• _Task objective_
List each line of the data that holds the string "this".

§

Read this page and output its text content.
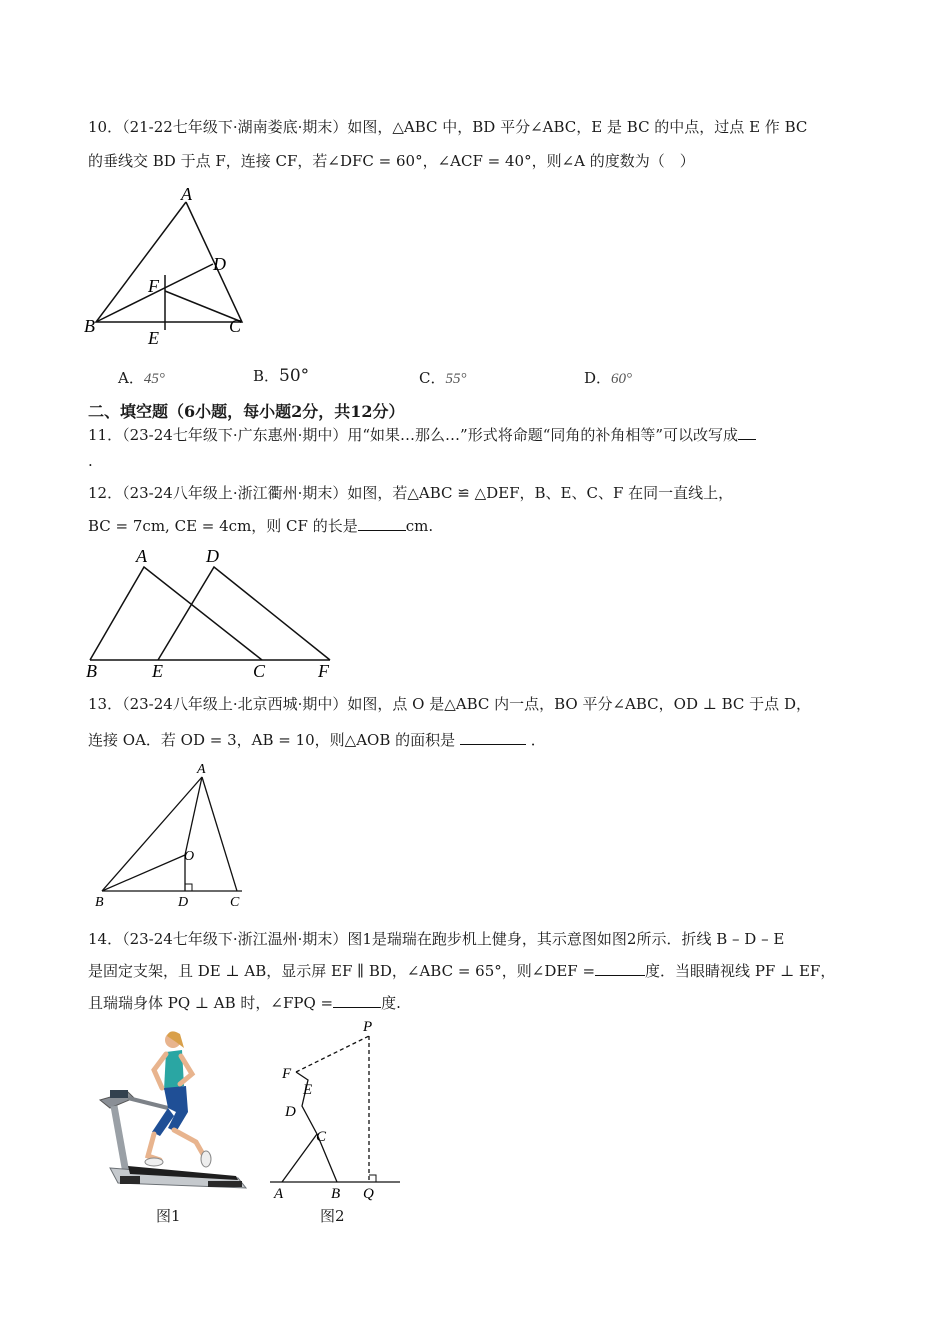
10．（21-22七年级下·湖南娄底·期末）如图，△ABC 中，BD 平分∠ABC，E 是 BC 的中点，过点 E 作 BC
的垂线交 BD 于点 F，连接 CF，若∠DFC = 60°，∠ACF = 40°，则∠A 的度数为（　）
A
B	C
D
E
F
A．45°	B．50°	C．55°	D．60°
二、填空题（6小题，每小题2分，共12分）
11．（23-24七年级下·广东惠州·期中）用“如果…那么…”形式将命题“同角的补角相等”可以改写成
.
12．（23-24八年级上·浙江衢州·期末）如图，若△ABC ≌ △DEF，B、E、C、F 在同一直线上，
BC = 7cm, CE = 4cm，则 CF 的长是	cm.
A	D
B	E	C	F
13．（23-24八年级上·北京西城·期中）如图，点 O 是△ABC 内一点，BO 平分∠ABC，OD ⊥ BC 于点 D，
连接 OA．若 OD = 3，AB = 10，则△AOB 的面积是	．
A
O
B	D	C
14．（23-24七年级下·浙江温州·期末）图1是瑞瑞在跑步机上健身，其示意图如图2所示．折线 B – D – E
是固定支架，且 DE ⊥ AB，显示屏 EF ∥ BD，∠ABC = 65°，则∠DEF =	度．当眼睛视线 PF ⊥ EF，
且瑞瑞身体 PQ ⊥ AB 时，∠FPQ =	度.
图1
P
F
E
D
C
A	B Q
图2
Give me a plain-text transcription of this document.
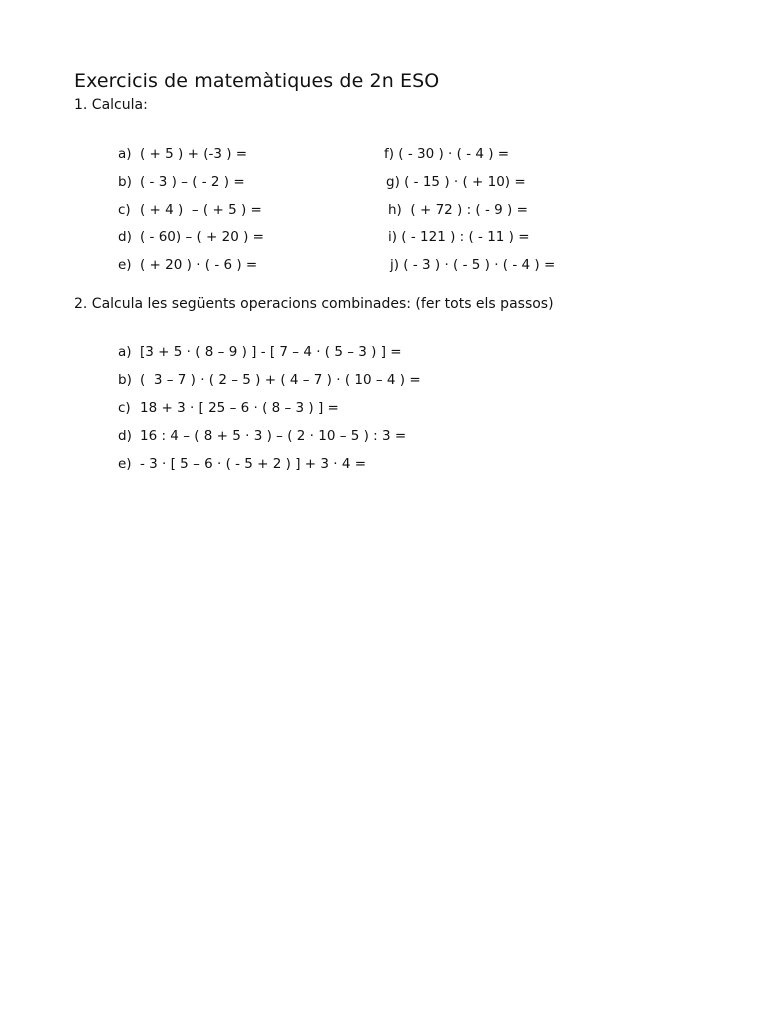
Exercicis de matemàtiques de 2n ESO
1. Calcula:
a) ( + 5 ) + (-3 ) =
b) ( - 3 ) – ( - 2 ) =
c) ( + 4 )  – ( + 5 ) =
d) ( - 60) – ( + 20 ) =
e) ( + 20 ) · ( - 6 ) =
f) ( - 30 ) · ( - 4 ) =
g) ( - 15 ) · ( + 10) =
h)  ( + 72 ) : ( - 9 ) =
i) ( - 121 ) : ( - 11 ) =
j) ( - 3 ) · ( - 5 ) · ( - 4 ) =
2. Calcula les següents operacions combinades: (fer tots els passos)
a) [3 + 5 · ( 8 – 9 ) ] - [ 7 – 4 · ( 5 – 3 ) ] =
b) (  3 – 7 ) · ( 2 – 5 ) + ( 4 – 7 ) · ( 10 – 4 ) =
c) 18 + 3 · [ 25 – 6 · ( 8 – 3 ) ] =
d) 16 : 4 – ( 8 + 5 · 3 ) – ( 2 · 10 – 5 ) : 3 =
e) - 3 · [ 5 – 6 · ( - 5 + 2 ) ] + 3 · 4 =
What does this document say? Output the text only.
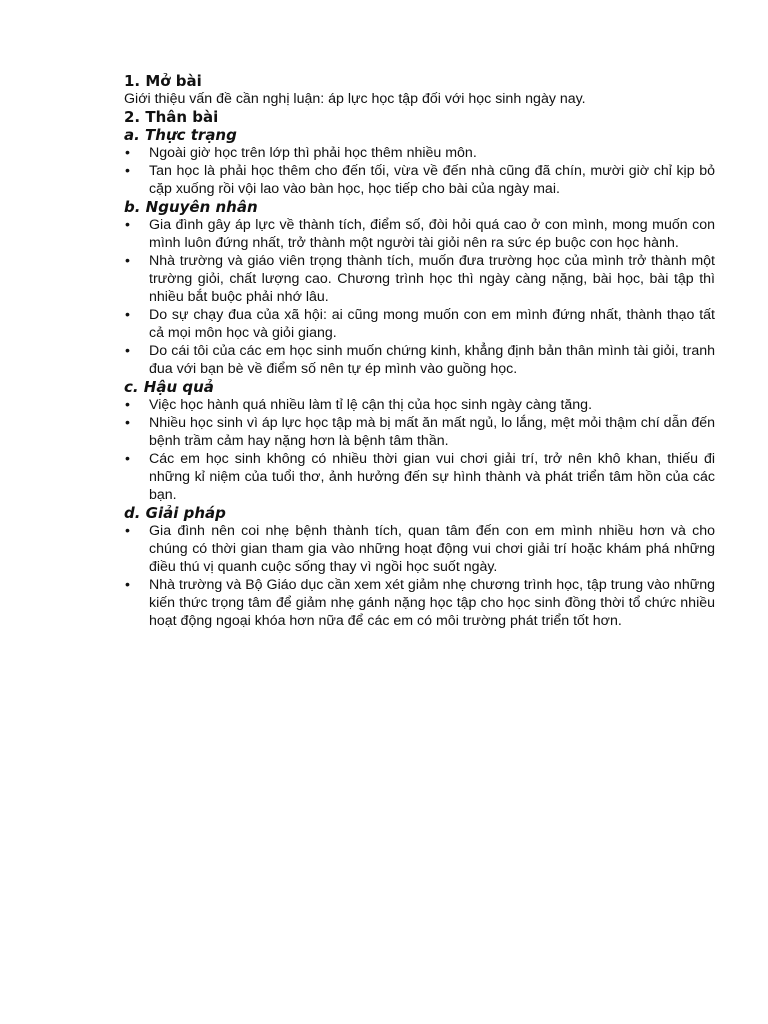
1. Mở bài

Giới thiệu vấn đề cần nghị luận: áp lực học tập đối với học sinh ngày nay.

2. Thân bài
a. Thực trạng
• Ngoài giờ học trên lớp thì phải học thêm nhiều môn.
• Tan học là phải học thêm cho đến tối, vừa về đến nhà cũng đã chín, mười giờ chỉ kịp bỏ cặp xuống rồi vội lao vào bàn học, học tiếp cho bài của ngày mai.
b. Nguyên nhân
• Gia đình gây áp lực về thành tích, điểm số, đòi hỏi quá cao ở con mình, mong muốn con mình luôn đứng nhất, trở thành một người tài giỏi nên ra sức ép buộc con học hành.
• Nhà trường và giáo viên trọng thành tích, muốn đưa trường học của mình trở thành một trường giỏi, chất lượng cao. Chương trình học thì ngày càng nặng, bài học, bài tập thì nhiều bắt buộc phải nhớ lâu.
• Do sự chạy đua của xã hội: ai cũng mong muốn con em mình đứng nhất, thành thạo tất cả mọi môn học và giỏi giang.
• Do cái tôi của các em học sinh muốn chứng kinh, khẳng định bản thân mình tài giỏi, tranh đua với bạn bè về điểm số nên tự ép mình vào guồng học.
c. Hậu quả
• Việc học hành quá nhiều làm tỉ lệ cận thị của học sinh ngày càng tăng.
• Nhiều học sinh vì áp lực học tập mà bị mất ăn mất ngủ, lo lắng, mệt mỏi thậm chí dẫn đến bệnh trầm cảm hay nặng hơn là bệnh tâm thần.
• Các em học sinh không có nhiều thời gian vui chơi giải trí, trở nên khô khan, thiếu đi những kỉ niệm của tuổi thơ, ảnh hưởng đến sự hình thành và phát triển tâm hồn của các bạn.
d. Giải pháp
• Gia đình nên coi nhẹ bệnh thành tích, quan tâm đến con em mình nhiều hơn và cho chúng có thời gian tham gia vào những hoạt động vui chơi giải trí hoặc khám phá những điều thú vị quanh cuộc sống thay vì ngồi học suốt ngày.
• Nhà trường và Bộ Giáo dục cần xem xét giảm nhẹ chương trình học, tập trung vào những kiến thức trọng tâm để giảm nhẹ gánh nặng học tập cho học sinh đồng thời tổ chức nhiều hoạt động ngoại khóa hơn nữa để các em có môi trường phát triển tốt hơn.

§

• _Completed task_
Read this page and output its text content.
Give me a plain-text transcription of this document.
What does this document say? Output the text only.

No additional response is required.